# START OF Data lines

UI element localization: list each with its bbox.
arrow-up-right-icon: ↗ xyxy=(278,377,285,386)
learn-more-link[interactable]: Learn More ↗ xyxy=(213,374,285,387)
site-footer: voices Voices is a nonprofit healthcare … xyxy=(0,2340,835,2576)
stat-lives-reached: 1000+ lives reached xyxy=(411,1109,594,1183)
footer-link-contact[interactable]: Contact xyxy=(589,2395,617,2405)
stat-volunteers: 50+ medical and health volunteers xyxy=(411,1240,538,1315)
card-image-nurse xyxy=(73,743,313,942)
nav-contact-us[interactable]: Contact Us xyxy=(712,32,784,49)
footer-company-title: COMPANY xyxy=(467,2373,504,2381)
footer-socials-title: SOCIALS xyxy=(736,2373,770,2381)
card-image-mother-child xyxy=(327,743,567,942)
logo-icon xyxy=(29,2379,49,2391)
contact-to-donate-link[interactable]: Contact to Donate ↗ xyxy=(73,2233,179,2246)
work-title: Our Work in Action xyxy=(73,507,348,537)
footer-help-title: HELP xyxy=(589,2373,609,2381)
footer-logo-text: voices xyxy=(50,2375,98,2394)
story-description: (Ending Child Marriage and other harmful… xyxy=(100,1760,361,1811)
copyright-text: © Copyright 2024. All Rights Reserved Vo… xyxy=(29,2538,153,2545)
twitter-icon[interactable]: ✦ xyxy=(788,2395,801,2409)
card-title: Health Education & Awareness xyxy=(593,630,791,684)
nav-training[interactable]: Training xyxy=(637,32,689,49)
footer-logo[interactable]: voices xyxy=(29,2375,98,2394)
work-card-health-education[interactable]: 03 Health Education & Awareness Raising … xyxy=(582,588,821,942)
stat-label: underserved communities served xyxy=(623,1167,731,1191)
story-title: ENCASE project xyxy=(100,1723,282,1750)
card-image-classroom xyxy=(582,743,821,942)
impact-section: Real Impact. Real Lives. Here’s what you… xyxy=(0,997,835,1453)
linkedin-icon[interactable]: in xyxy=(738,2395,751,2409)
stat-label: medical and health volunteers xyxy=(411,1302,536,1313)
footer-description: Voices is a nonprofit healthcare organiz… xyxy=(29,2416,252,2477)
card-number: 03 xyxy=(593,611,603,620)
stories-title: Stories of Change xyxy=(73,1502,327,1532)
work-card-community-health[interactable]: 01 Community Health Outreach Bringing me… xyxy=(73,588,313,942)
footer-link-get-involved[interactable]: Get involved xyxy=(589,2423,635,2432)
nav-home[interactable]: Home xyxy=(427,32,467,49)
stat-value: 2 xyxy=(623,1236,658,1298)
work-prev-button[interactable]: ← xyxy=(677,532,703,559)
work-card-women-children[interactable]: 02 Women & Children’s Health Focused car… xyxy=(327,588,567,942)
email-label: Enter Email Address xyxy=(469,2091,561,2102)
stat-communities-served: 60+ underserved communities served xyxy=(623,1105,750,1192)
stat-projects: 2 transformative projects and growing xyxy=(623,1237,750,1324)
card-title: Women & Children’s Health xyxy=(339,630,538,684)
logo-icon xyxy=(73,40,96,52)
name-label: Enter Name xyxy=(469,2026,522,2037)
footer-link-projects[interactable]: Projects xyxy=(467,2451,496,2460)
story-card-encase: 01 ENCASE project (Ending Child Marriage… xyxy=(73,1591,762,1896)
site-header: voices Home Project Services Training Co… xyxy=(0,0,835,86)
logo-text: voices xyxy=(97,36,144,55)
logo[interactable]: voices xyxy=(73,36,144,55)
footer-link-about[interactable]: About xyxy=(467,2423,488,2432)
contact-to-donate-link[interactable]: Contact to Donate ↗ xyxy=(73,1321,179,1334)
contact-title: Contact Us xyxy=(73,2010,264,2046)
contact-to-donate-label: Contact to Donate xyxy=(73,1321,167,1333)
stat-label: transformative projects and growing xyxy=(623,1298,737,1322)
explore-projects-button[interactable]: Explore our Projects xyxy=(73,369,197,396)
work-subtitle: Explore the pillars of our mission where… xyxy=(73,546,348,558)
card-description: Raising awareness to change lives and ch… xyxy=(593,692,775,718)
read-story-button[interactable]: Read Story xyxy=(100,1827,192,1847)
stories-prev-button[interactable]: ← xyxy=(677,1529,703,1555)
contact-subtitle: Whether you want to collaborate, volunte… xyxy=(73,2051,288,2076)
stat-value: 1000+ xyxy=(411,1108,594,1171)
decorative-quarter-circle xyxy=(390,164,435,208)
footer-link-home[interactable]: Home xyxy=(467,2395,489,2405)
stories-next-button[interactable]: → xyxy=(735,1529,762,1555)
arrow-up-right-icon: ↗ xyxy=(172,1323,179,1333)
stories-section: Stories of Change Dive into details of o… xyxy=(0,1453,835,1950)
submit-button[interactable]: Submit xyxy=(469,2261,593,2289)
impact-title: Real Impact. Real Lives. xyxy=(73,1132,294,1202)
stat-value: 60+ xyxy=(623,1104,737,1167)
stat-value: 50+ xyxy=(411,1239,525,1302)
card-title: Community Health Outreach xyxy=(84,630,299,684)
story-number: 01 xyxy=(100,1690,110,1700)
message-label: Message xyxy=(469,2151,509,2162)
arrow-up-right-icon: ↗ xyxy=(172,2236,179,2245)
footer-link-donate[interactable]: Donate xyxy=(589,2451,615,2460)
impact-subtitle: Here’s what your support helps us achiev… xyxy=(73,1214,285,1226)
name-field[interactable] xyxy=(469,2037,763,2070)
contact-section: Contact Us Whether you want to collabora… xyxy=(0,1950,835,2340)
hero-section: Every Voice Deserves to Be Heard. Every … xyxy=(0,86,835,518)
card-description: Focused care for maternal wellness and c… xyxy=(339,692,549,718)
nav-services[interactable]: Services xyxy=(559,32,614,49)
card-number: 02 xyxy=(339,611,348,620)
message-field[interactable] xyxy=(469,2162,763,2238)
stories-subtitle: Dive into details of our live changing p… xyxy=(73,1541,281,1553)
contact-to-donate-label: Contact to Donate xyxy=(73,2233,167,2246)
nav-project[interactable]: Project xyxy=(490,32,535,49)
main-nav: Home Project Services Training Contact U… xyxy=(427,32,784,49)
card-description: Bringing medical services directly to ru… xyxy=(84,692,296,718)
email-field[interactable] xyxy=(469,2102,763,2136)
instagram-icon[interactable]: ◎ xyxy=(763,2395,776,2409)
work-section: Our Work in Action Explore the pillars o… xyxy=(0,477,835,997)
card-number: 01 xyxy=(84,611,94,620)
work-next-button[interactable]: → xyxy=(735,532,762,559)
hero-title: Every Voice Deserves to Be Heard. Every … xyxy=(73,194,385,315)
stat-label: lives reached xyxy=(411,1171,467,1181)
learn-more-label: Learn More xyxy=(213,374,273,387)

# END OF Data lines

# Stated problem:
Change every "interactable" in the rows to "clickable", and keep all other text the same.

# Full output:
UI element localization: list each with its bbox.
arrow-up-right-icon: ↗ xyxy=(278,377,285,386)
learn-more-link[clickable]: Learn More ↗ xyxy=(213,374,285,387)
site-footer: voices Voices is a nonprofit healthcare … xyxy=(0,2340,835,2576)
stat-lives-reached: 1000+ lives reached xyxy=(411,1109,594,1183)
footer-link-contact[clickable]: Contact xyxy=(589,2395,617,2405)
stat-volunteers: 50+ medical and health volunteers xyxy=(411,1240,538,1315)
card-image-nurse xyxy=(73,743,313,942)
nav-contact-us[clickable]: Contact Us xyxy=(712,32,784,49)
footer-company-title: COMPANY xyxy=(467,2373,504,2381)
footer-socials-title: SOCIALS xyxy=(736,2373,770,2381)
card-image-mother-child xyxy=(327,743,567,942)
logo-icon xyxy=(29,2379,49,2391)
contact-to-donate-link[clickable]: Contact to Donate ↗ xyxy=(73,2233,179,2246)
work-title: Our Work in Action xyxy=(73,507,348,537)
footer-help-title: HELP xyxy=(589,2373,609,2381)
footer-logo-text: voices xyxy=(50,2375,98,2394)
story-description: (Ending Child Marriage and other harmful… xyxy=(100,1760,361,1811)
copyright-text: © Copyright 2024. All Rights Reserved Vo… xyxy=(29,2538,153,2545)
twitter-icon[clickable]: ✦ xyxy=(788,2395,801,2409)
card-title: Health Education & Awareness xyxy=(593,630,791,684)
nav-training[clickable]: Training xyxy=(637,32,689,49)
footer-logo[clickable]: voices xyxy=(29,2375,98,2394)
work-card-health-education[clickable]: 03 Health Education & Awareness Raising … xyxy=(582,588,821,942)
stat-label: underserved communities served xyxy=(623,1167,731,1191)
story-title: ENCASE project xyxy=(100,1723,282,1750)
card-image-classroom xyxy=(582,743,821,942)
impact-section: Real Impact. Real Lives. Here’s what you… xyxy=(0,997,835,1453)
linkedin-icon[clickable]: in xyxy=(738,2395,751,2409)
stat-label: medical and health volunteers xyxy=(411,1302,536,1313)
footer-description: Voices is a nonprofit healthcare organiz… xyxy=(29,2416,252,2477)
card-number: 03 xyxy=(593,611,603,620)
stories-title: Stories of Change xyxy=(73,1502,327,1532)
work-card-community-health[clickable]: 01 Community Health Outreach Bringing me… xyxy=(73,588,313,942)
footer-link-get-involved[clickable]: Get involved xyxy=(589,2423,635,2432)
nav-home[clickable]: Home xyxy=(427,32,467,49)
stat-value: 2 xyxy=(623,1236,658,1298)
work-prev-button[clickable]: ← xyxy=(677,532,703,559)
work-card-women-children[clickable]: 02 Women & Children’s Health Focused car… xyxy=(327,588,567,942)
email-label: Enter Email Address xyxy=(469,2091,561,2102)
stat-communities-served: 60+ underserved communities served xyxy=(623,1105,750,1192)
stat-projects: 2 transformative projects and growing xyxy=(623,1237,750,1324)
card-title: Women & Children’s Health xyxy=(339,630,538,684)
logo-icon xyxy=(73,40,96,52)
name-label: Enter Name xyxy=(469,2026,522,2037)
footer-link-projects[clickable]: Projects xyxy=(467,2451,496,2460)
story-card-encase: 01 ENCASE project (Ending Child Marriage… xyxy=(73,1591,762,1896)
site-header: voices Home Project Services Training Co… xyxy=(0,0,835,86)
logo-text: voices xyxy=(97,36,144,55)
logo[clickable]: voices xyxy=(73,36,144,55)
footer-link-about[clickable]: About xyxy=(467,2423,488,2432)
contact-to-donate-link[clickable]: Contact to Donate ↗ xyxy=(73,1321,179,1334)
contact-title: Contact Us xyxy=(73,2010,264,2046)
contact-to-donate-label: Contact to Donate xyxy=(73,1321,167,1333)
stat-label: transformative projects and growing xyxy=(623,1298,737,1322)
explore-projects-button[clickable]: Explore our Projects xyxy=(73,369,197,396)
work-subtitle: Explore the pillars of our mission where… xyxy=(73,546,348,558)
card-description: Raising awareness to change lives and ch… xyxy=(593,692,775,718)
read-story-button[clickable]: Read Story xyxy=(100,1827,192,1847)
stories-prev-button[clickable]: ← xyxy=(677,1529,703,1555)
contact-subtitle: Whether you want to collaborate, volunte… xyxy=(73,2051,288,2076)
stat-value: 1000+ xyxy=(411,1108,594,1171)
decorative-quarter-circle xyxy=(390,164,435,208)
footer-link-home[clickable]: Home xyxy=(467,2395,489,2405)
stories-next-button[clickable]: → xyxy=(735,1529,762,1555)
arrow-up-right-icon: ↗ xyxy=(172,1323,179,1333)
stories-section: Stories of Change Dive into details of o… xyxy=(0,1453,835,1950)
submit-button[clickable]: Submit xyxy=(469,2261,593,2289)
impact-title: Real Impact. Real Lives. xyxy=(73,1132,294,1202)
stat-value: 60+ xyxy=(623,1104,737,1167)
stat-value: 50+ xyxy=(411,1239,525,1302)
card-title: Community Health Outreach xyxy=(84,630,299,684)
story-number: 01 xyxy=(100,1690,110,1700)
message-label: Message xyxy=(469,2151,509,2162)
arrow-up-right-icon: ↗ xyxy=(172,2236,179,2245)
footer-link-donate[clickable]: Donate xyxy=(589,2451,615,2460)
impact-subtitle: Here’s what your support helps us achiev… xyxy=(73,1214,285,1226)
name-field[clickable] xyxy=(469,2037,763,2070)
contact-section: Contact Us Whether you want to collabora… xyxy=(0,1950,835,2340)
hero-section: Every Voice Deserves to Be Heard. Every … xyxy=(0,86,835,518)
card-description: Focused care for maternal wellness and c… xyxy=(339,692,549,718)
nav-services[clickable]: Services xyxy=(559,32,614,49)
card-number: 02 xyxy=(339,611,348,620)
message-field[clickable] xyxy=(469,2162,763,2238)
stories-subtitle: Dive into details of our live changing p… xyxy=(73,1541,281,1553)
contact-to-donate-label: Contact to Donate xyxy=(73,2233,167,2246)
nav-project[clickable]: Project xyxy=(490,32,535,49)
main-nav: Home Project Services Training Contact U… xyxy=(427,32,784,49)
card-description: Bringing medical services directly to ru… xyxy=(84,692,296,718)
email-field[clickable] xyxy=(469,2102,763,2136)
instagram-icon[clickable]: ◎ xyxy=(763,2395,776,2409)
work-section: Our Work in Action Explore the pillars o… xyxy=(0,477,835,997)
card-number: 01 xyxy=(84,611,94,620)
work-next-button[clickable]: → xyxy=(735,532,762,559)
hero-title: Every Voice Deserves to Be Heard. Every … xyxy=(73,194,385,315)
stat-label: lives reached xyxy=(411,1171,467,1181)
learn-more-label: Learn More xyxy=(213,374,273,387)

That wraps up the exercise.